### WHAT IS ASKED
Reproduce the items from the one containing "text-line: 天，空气质量综合指数改善幅度在全国位列前茅。 [121, 1195, 649, 1224]" through the one containing "861, 833, 890]", substituting "本市" for every occurrence of "全市" and leaving all else unchanged.

### PROVIDED MATERIAL
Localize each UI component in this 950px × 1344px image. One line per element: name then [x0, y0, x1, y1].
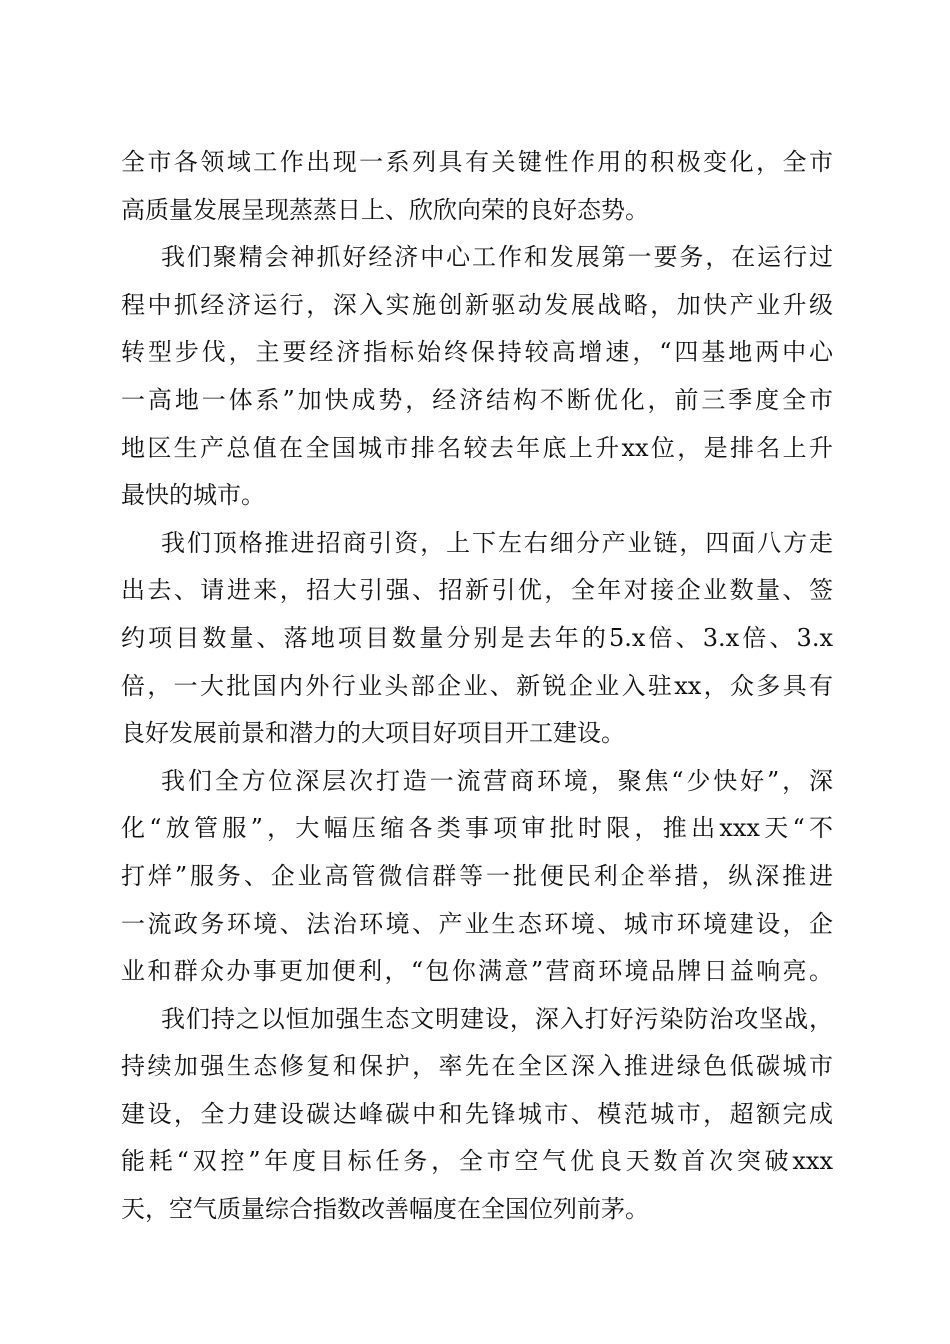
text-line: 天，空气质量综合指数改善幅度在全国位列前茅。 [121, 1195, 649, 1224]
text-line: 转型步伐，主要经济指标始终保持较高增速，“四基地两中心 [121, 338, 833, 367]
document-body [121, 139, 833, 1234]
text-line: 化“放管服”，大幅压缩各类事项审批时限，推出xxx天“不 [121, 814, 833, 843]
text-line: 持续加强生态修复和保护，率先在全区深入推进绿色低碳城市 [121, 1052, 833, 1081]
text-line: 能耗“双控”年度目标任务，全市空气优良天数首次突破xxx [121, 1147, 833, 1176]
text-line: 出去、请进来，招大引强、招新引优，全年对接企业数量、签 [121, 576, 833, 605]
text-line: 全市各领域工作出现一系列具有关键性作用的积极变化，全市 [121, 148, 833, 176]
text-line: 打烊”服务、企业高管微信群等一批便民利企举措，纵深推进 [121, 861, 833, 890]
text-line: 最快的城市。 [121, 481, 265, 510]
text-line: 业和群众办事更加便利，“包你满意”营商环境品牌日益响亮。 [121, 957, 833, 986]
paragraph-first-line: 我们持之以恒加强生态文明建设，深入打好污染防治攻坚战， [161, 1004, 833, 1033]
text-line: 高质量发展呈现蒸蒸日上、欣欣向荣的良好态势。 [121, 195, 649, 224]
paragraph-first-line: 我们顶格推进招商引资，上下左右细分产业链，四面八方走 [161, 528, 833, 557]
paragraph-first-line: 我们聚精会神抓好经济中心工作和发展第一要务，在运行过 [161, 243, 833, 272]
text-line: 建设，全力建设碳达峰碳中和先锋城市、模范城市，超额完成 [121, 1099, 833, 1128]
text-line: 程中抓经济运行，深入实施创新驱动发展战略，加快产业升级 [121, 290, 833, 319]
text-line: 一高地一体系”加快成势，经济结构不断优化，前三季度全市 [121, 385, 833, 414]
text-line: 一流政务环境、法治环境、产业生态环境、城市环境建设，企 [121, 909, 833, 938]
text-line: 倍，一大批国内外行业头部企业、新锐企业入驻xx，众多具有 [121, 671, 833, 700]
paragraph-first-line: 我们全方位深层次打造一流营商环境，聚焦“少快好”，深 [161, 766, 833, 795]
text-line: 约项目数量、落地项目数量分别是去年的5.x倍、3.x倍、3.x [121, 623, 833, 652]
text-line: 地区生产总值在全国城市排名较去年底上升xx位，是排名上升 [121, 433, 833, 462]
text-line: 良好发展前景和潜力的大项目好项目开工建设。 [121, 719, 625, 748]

### TASK OUTPUT
text-line: 天，空气质量综合指数改善幅度在全国位列前茅。 [121, 1195, 649, 1224]
text-line: 转型步伐，主要经济指标始终保持较高增速，“四基地两中心 [121, 338, 833, 367]
document-body [121, 139, 833, 1234]
text-line: 化“放管服”，大幅压缩各类事项审批时限，推出xxx天“不 [121, 814, 833, 843]
text-line: 持续加强生态修复和保护，率先在全区深入推进绿色低碳城市 [121, 1052, 833, 1081]
text-line: 能耗“双控”年度目标任务，本市空气优良天数首次突破xxx [121, 1147, 833, 1176]
text-line: 出去、请进来，招大引强、招新引优，全年对接企业数量、签 [121, 576, 833, 605]
text-line: 本市各领域工作出现一系列具有关键性作用的积极变化，本市 [121, 148, 833, 176]
text-line: 打烊”服务、企业高管微信群等一批便民利企举措，纵深推进 [121, 861, 833, 890]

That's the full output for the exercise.